## Goal
Look through the material below, count the lines containing the word "化学清洗系统等辅助系统", and state only the count.

## Extracted entries

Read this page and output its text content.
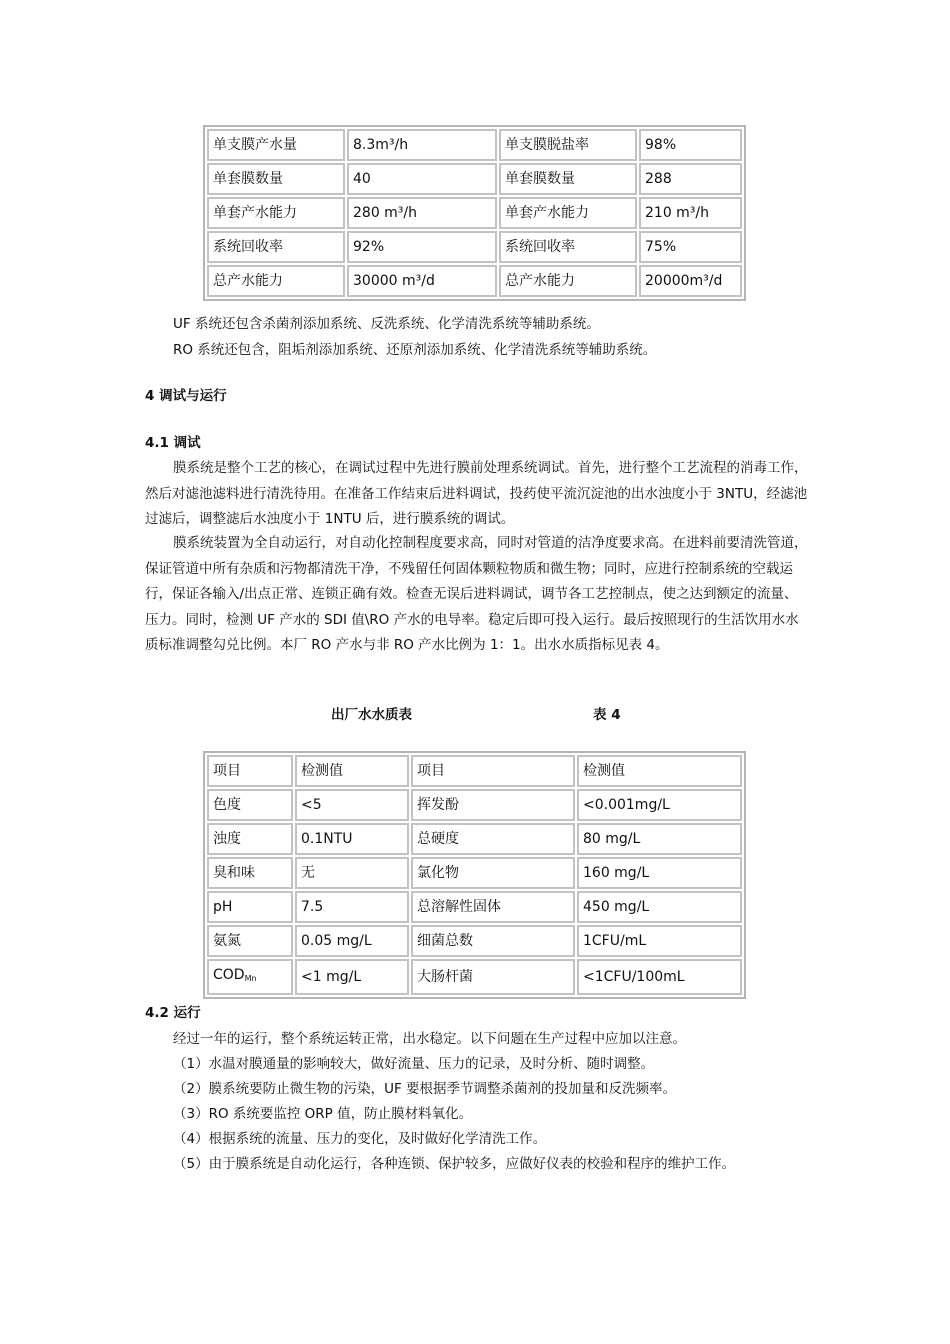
单支膜产水量	8.3m³/h	单支膜脱盐率	98%
单套膜数量	40	单套膜数量	288
单套产水能力	280 m³/h	单套产水能力	210 m³/h
系统回收率	92%	系统回收率	75%
总产水能力	30000 m³/d	总产水能力	20000m³/d

UF 系统还包含杀菌剂添加系统、反洗系统、化学清洗系统等辅助系统。

RO 系统还包含，阻垢剂添加系统、还原剂添加系统、化学清洗系统等辅助系统。

4 调试与运行

4.1 调试

膜系统是整个工艺的核心，在调试过程中先进行膜前处理系统调试。首先，进行整个工艺流程的消毒工作，然后对滤池滤料进行清洗待用。在准备工作结束后进料调试，投药使平流沉淀池的出水浊度小于 3NTU，经滤池过滤后，调整滤后水浊度小于 1NTU 后，进行膜系统的调试。

膜系统装置为全自动运行，对自动化控制程度要求高，同时对管道的洁净度要求高。在进料前要清洗管道，保证管道中所有杂质和污物都清洗干净，不残留任何固体颗粒物质和微生物；同时，应进行控制系统的空载运行，保证各输入/出点正常、连锁正确有效。检查无误后进料调试，调节各工艺控制点，使之达到额定的流量、压力。同时，检测 UF 产水的 SDI 值\RO 产水的电导率。稳定后即可投入运行。最后按照现行的生活饮用水水质标准调整勾兑比例。本厂 RO 产水与非 RO 产水比例为 1：1。出水水质指标见表 4。

出厂水水质表	表 4

项目	检测值	项目	检测值
色度	<5	挥发酚	<0.001mg/L
浊度	0.1NTU	总硬度	80 mg/L
臭和味	无	氯化物	160 mg/L
pH	7.5	总溶解性固体	450 mg/L
氨氮	0.05 mg/L	细菌总数	1CFU/mL
$COD_{Mn}$	<1 mg/L	大肠杆菌	<1CFU/100mL

4.2 运行

经过一年的运行，整个系统运转正常，出水稳定。以下问题在生产过程中应加以注意。

（1）水温对膜通量的影响较大，做好流量、压力的记录，及时分析、随时调整。

（2）膜系统要防止微生物的污染，UF 要根据季节调整杀菌剂的投加量和反洗频率。

（3）RO 系统要监控 ORP 值，防止膜材料氧化。

（4）根据系统的流量、压力的变化，及时做好化学清洗工作。

（5）由于膜系统是自动化运行，各种连锁、保护较多，应做好仪表的校验和程序的维护工作。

## Full solution
2